▶ [WRITTEN REQUEST]
Reproduce the records below in full and exactly, without their images.

▶ [SUPPLIED MATERIAL]

<<<<

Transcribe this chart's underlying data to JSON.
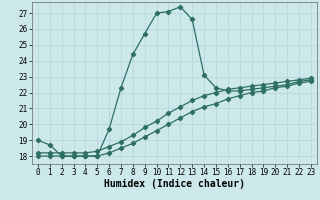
{
  "xlabel": "Humidex (Indice chaleur)",
  "ylabel": "",
  "xlim": [
    -0.5,
    23.5
  ],
  "ylim": [
    17.5,
    27.7
  ],
  "yticks": [
    18,
    19,
    20,
    21,
    22,
    23,
    24,
    25,
    26,
    27
  ],
  "xticks": [
    0,
    1,
    2,
    3,
    4,
    5,
    6,
    7,
    8,
    9,
    10,
    11,
    12,
    13,
    14,
    15,
    16,
    17,
    18,
    19,
    20,
    21,
    22,
    23
  ],
  "bg_color": "#cde8eb",
  "grid_color": "#b8d8dc",
  "line_color": "#2d6e65",
  "line1_x": [
    0,
    1,
    2,
    3,
    4,
    5,
    6,
    7,
    8,
    9,
    10,
    11,
    12,
    13,
    14,
    15,
    16,
    17,
    18,
    19,
    20,
    21,
    22,
    23
  ],
  "line1_y": [
    19.0,
    18.7,
    18.0,
    18.0,
    18.0,
    18.0,
    19.7,
    22.3,
    24.4,
    25.7,
    27.0,
    27.1,
    27.4,
    26.6,
    23.1,
    22.3,
    22.1,
    22.1,
    22.2,
    22.3,
    22.4,
    22.5,
    22.7,
    22.8
  ],
  "line2_x": [
    0,
    1,
    2,
    3,
    4,
    5,
    6,
    7,
    8,
    9,
    10,
    11,
    12,
    13,
    14,
    15,
    16,
    17,
    18,
    19,
    20,
    21,
    22,
    23
  ],
  "line2_y": [
    18.0,
    18.0,
    18.0,
    18.0,
    18.0,
    18.0,
    18.2,
    18.5,
    18.8,
    19.2,
    19.6,
    20.0,
    20.4,
    20.8,
    21.1,
    21.3,
    21.6,
    21.8,
    22.0,
    22.1,
    22.3,
    22.4,
    22.6,
    22.7
  ],
  "line3_x": [
    0,
    1,
    2,
    3,
    4,
    5,
    6,
    7,
    8,
    9,
    10,
    11,
    12,
    13,
    14,
    15,
    16,
    17,
    18,
    19,
    20,
    21,
    22,
    23
  ],
  "line3_y": [
    18.2,
    18.2,
    18.2,
    18.2,
    18.2,
    18.3,
    18.6,
    18.9,
    19.3,
    19.8,
    20.2,
    20.7,
    21.1,
    21.5,
    21.8,
    22.0,
    22.2,
    22.3,
    22.4,
    22.5,
    22.6,
    22.7,
    22.8,
    22.9
  ],
  "marker_size": 2.2,
  "line_width": 0.9,
  "font_size_label": 7,
  "font_size_tick": 5.5
}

>>>>

▶ [EXERCISE ANSWER]
Transcribe this chart's underlying data to JSON.
{
  "xlabel": "Humidex (Indice chaleur)",
  "ylabel": "",
  "xlim": [
    -0.5,
    23.5
  ],
  "ylim": [
    17.5,
    27.7
  ],
  "yticks": [
    18,
    19,
    20,
    21,
    22,
    23,
    24,
    25,
    26,
    27
  ],
  "xticks": [
    0,
    1,
    2,
    3,
    4,
    5,
    6,
    7,
    8,
    9,
    10,
    11,
    12,
    13,
    14,
    15,
    16,
    17,
    18,
    19,
    20,
    21,
    22,
    23
  ],
  "bg_color": "#cde8eb",
  "grid_color": "#b8d8dc",
  "line_color": "#2d6e65",
  "line1_x": [
    0,
    1,
    2,
    3,
    4,
    5,
    6,
    7,
    8,
    9,
    10,
    11,
    12,
    13,
    14,
    15,
    16,
    17,
    18,
    19,
    20,
    21,
    22,
    23
  ],
  "line1_y": [
    19.0,
    18.7,
    18.0,
    18.0,
    18.0,
    18.0,
    19.7,
    22.3,
    24.4,
    25.7,
    27.0,
    27.1,
    27.4,
    26.6,
    23.1,
    22.3,
    22.1,
    22.1,
    22.2,
    22.3,
    22.4,
    22.5,
    22.7,
    22.8
  ],
  "line2_x": [
    0,
    1,
    2,
    3,
    4,
    5,
    6,
    7,
    8,
    9,
    10,
    11,
    12,
    13,
    14,
    15,
    16,
    17,
    18,
    19,
    20,
    21,
    22,
    23
  ],
  "line2_y": [
    18.0,
    18.0,
    18.0,
    18.0,
    18.0,
    18.0,
    18.2,
    18.5,
    18.8,
    19.2,
    19.6,
    20.0,
    20.4,
    20.8,
    21.1,
    21.3,
    21.6,
    21.8,
    22.0,
    22.1,
    22.3,
    22.4,
    22.6,
    22.7
  ],
  "line3_x": [
    0,
    1,
    2,
    3,
    4,
    5,
    6,
    7,
    8,
    9,
    10,
    11,
    12,
    13,
    14,
    15,
    16,
    17,
    18,
    19,
    20,
    21,
    22,
    23
  ],
  "line3_y": [
    18.2,
    18.2,
    18.2,
    18.2,
    18.2,
    18.3,
    18.6,
    18.9,
    19.3,
    19.8,
    20.2,
    20.7,
    21.1,
    21.5,
    21.8,
    22.0,
    22.2,
    22.3,
    22.4,
    22.5,
    22.6,
    22.7,
    22.8,
    22.9
  ],
  "marker_size": 2.2,
  "line_width": 0.9,
  "font_size_label": 7,
  "font_size_tick": 5.5
}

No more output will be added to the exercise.